■ **Prompt**:
Can all of these lines be returned exactly?

■ **Data to process**:
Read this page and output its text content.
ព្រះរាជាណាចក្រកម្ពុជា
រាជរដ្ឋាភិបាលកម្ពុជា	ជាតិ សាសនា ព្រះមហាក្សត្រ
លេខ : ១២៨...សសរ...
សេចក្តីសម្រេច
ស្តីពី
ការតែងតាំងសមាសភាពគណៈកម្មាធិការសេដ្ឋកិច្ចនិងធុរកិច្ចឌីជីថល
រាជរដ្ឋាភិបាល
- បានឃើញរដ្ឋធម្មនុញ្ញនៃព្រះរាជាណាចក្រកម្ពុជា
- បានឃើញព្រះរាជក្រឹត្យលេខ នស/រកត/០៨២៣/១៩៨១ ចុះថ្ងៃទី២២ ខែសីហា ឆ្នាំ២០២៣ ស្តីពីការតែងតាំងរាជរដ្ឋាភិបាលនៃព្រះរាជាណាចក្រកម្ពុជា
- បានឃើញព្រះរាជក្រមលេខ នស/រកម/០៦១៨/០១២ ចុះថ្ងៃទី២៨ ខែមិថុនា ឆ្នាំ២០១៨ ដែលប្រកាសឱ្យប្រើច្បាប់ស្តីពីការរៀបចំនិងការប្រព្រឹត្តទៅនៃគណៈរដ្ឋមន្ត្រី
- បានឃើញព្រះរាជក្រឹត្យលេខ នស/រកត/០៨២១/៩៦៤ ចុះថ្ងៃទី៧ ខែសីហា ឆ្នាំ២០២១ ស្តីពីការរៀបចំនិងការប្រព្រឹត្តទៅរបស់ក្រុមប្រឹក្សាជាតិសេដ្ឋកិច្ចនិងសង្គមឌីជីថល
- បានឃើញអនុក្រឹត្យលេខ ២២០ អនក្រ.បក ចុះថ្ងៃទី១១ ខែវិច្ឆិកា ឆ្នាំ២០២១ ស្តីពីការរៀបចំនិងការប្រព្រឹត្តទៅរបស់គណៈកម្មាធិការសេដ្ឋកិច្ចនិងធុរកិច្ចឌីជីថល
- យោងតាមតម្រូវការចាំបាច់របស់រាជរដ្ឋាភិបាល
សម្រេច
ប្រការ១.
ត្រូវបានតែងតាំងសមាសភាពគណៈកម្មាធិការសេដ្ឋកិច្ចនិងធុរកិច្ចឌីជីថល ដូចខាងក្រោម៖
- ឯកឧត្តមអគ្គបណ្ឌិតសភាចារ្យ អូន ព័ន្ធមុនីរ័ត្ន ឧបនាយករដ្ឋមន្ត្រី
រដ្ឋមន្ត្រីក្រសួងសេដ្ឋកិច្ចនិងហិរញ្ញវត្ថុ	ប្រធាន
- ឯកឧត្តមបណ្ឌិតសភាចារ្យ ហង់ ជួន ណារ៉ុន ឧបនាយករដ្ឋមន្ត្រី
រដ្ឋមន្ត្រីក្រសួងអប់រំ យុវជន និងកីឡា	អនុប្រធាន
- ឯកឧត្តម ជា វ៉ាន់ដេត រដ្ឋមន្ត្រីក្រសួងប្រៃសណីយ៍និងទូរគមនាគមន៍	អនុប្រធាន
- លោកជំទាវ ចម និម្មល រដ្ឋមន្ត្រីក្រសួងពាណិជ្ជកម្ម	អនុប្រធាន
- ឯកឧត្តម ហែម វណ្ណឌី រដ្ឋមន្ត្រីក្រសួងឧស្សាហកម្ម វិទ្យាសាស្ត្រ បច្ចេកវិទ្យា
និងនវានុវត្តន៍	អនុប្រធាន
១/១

■ **Response to the task**:
Read this page and output its text content.
ព្រះរាជាណាចក្រកម្ពុជា
រាជរដ្ឋាភិបាលកម្ពុជា	ជាតិ សាសនា ព្រះមហាក្សត្រ
លេខ : ១២៨...សសរ...
សេចក្តីសម្រេច
ស្តីពី
ការតែងតាំងសមាសភាពគណៈកម្មាធិការសេដ្ឋកិច្ចនិងធុរកិច្ចឌីជីថល
រាជរដ្ឋាភិបាល
- បានឃើញរដ្ឋធម្មនុញ្ញនៃព្រះរាជាណាចក្រកម្ពុជា
- បានឃើញព្រះរាជក្រឹត្យលេខ នស/រកត/០៨២៣/១៩៨១ ចុះថ្ងៃទី២២ ខែសីហា ឆ្នាំ២០២៣ ស្តីពីការតែងតាំងរាជរដ្ឋាភិបាលនៃព្រះរាជាណាចក្រកម្ពុជា
- បានឃើញព្រះរាជក្រមលេខ នស/រកម/០៦១៨/០១២ ចុះថ្ងៃទី២៨ ខែមិថុនា ឆ្នាំ២០១៨ ដែលប្រកាសឱ្យប្រើច្បាប់ស្តីពីការរៀបចំនិងការប្រព្រឹត្តទៅនៃគណៈរដ្ឋមន្ត្រី
- បានឃើញព្រះរាជក្រឹត្យលេខ នស/រកត/០៨២១/៩៦៤ ចុះថ្ងៃទី៧ ខែសីហា ឆ្នាំ២០២១ ស្តីពីការរៀបចំនិងការប្រព្រឹត្តទៅរបស់ក្រុមប្រឹក្សាជាតិសេដ្ឋកិច្ចនិងសង្គមឌីជីថល
- បានឃើញអនុក្រឹត្យលេខ ២២០ អនក្រ.បក ចុះថ្ងៃទី១១ ខែវិច្ឆិកា ឆ្នាំ២០២១ ស្តីពីការរៀបចំនិងការប្រព្រឹត្តទៅរបស់គណៈកម្មាធិការសេដ្ឋកិច្ចនិងធុរកិច្ចឌីជីថល
- យោងតាមតម្រូវការចាំបាច់របស់រាជរដ្ឋាភិបាល
សម្រេច
ប្រការ១.
ត្រូវបានតែងតាំងសមាសភាពគណៈកម្មាធិការសេដ្ឋកិច្ចនិងធុរកិច្ចឌីជីថល ដូចខាងក្រោម៖
- ឯកឧត្តមអគ្គបណ្ឌិតសភាចារ្យ អូន ព័ន្ធមុនីរ័ត្ន ឧបនាយករដ្ឋមន្ត្រី
រដ្ឋមន្ត្រីក្រសួងសេដ្ឋកិច្ចនិងហិរញ្ញវត្ថុ	ប្រធាន
- ឯកឧត្តមបណ្ឌិតសភាចារ្យ ហង់ ជួន ណារ៉ុន ឧបនាយករដ្ឋមន្ត្រី
រដ្ឋមន្ត្រីក្រសួងអប់រំ យុវជន និងកីឡា	អនុប្រធាន
- ឯកឧត្តម ជា វ៉ាន់ដេត រដ្ឋមន្ត្រីក្រសួងប្រៃសណីយ៍និងទូរគមនាគមន៍	អនុប្រធាន
- លោកជំទាវ ចម និម្មល រដ្ឋមន្ត្រីក្រសួងពាណិជ្ជកម្ម	អនុប្រធាន
- ឯកឧត្តម ហែម វណ្ណឌី រដ្ឋមន្ត្រីក្រសួងឧស្សាហកម្ម វិទ្យាសាស្ត្រ បច្ចេកវិទ្យា
និងនវានុវត្តន៍	អនុប្រធាន
១/១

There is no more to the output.